What needs to be done: Tally every line of the listing where the string "JSON" is found, and state the total alone.

Entries supplied:
start

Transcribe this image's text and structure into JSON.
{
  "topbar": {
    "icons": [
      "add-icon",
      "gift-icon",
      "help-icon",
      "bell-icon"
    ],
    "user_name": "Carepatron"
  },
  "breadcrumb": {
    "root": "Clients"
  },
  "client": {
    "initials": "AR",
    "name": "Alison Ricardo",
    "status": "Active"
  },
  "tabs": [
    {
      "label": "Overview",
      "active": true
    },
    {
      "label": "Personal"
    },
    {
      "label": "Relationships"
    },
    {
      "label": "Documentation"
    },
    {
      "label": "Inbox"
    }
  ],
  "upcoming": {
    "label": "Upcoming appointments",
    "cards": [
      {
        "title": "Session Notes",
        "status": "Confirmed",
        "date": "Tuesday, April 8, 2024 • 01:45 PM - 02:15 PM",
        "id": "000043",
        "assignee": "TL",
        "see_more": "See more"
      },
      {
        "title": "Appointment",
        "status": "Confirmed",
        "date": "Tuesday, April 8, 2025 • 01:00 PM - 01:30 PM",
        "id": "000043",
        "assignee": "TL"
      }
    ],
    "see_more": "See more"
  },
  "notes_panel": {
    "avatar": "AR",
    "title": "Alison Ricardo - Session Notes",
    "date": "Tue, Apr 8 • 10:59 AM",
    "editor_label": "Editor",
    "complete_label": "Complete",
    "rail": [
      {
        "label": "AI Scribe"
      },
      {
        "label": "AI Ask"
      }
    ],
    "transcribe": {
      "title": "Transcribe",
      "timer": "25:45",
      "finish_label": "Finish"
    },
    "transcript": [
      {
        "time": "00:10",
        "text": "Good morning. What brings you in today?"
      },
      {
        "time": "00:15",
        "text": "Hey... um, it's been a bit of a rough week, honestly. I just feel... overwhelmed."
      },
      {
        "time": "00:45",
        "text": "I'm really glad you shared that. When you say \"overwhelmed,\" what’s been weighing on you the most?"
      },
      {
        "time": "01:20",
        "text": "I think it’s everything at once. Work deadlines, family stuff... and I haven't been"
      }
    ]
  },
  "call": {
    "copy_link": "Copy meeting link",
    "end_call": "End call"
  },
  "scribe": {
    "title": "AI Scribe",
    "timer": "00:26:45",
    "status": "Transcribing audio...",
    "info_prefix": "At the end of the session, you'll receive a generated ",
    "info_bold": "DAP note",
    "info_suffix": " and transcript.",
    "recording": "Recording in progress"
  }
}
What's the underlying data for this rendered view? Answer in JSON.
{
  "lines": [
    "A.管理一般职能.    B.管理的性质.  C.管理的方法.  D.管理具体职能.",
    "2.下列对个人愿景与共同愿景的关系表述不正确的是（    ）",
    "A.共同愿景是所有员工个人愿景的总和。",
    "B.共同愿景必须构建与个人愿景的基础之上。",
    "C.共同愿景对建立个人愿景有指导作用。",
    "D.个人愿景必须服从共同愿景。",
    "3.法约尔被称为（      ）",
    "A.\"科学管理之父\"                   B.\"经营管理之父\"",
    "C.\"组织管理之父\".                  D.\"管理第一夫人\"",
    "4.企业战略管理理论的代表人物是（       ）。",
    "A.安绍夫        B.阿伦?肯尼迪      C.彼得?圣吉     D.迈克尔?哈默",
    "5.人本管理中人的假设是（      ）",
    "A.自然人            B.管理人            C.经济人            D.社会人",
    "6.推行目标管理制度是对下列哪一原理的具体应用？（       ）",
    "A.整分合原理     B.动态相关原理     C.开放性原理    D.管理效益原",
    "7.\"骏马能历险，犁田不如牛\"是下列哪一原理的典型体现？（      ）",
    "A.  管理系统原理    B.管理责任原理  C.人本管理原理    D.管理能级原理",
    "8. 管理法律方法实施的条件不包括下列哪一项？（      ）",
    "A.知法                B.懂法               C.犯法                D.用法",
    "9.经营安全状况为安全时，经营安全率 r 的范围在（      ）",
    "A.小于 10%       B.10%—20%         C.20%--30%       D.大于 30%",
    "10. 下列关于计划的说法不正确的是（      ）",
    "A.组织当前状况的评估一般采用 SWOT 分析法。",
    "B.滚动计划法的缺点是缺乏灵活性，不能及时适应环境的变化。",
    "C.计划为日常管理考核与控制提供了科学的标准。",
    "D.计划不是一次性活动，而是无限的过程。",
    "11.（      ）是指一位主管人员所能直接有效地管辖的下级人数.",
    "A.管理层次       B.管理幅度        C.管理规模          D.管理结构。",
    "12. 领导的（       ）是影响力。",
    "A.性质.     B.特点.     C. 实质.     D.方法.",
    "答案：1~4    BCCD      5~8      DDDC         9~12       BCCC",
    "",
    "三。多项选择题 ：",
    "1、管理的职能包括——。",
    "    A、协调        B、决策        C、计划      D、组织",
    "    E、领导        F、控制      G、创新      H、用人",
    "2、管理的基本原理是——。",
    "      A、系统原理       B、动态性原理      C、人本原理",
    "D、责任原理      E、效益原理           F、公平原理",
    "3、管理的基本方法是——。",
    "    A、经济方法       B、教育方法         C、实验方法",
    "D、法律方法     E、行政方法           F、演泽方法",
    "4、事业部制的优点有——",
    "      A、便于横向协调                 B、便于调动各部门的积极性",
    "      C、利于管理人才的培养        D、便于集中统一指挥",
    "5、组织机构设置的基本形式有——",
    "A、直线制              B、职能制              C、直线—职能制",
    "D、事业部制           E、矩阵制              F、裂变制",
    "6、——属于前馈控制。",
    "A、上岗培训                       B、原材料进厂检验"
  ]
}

end

Result of the task: 2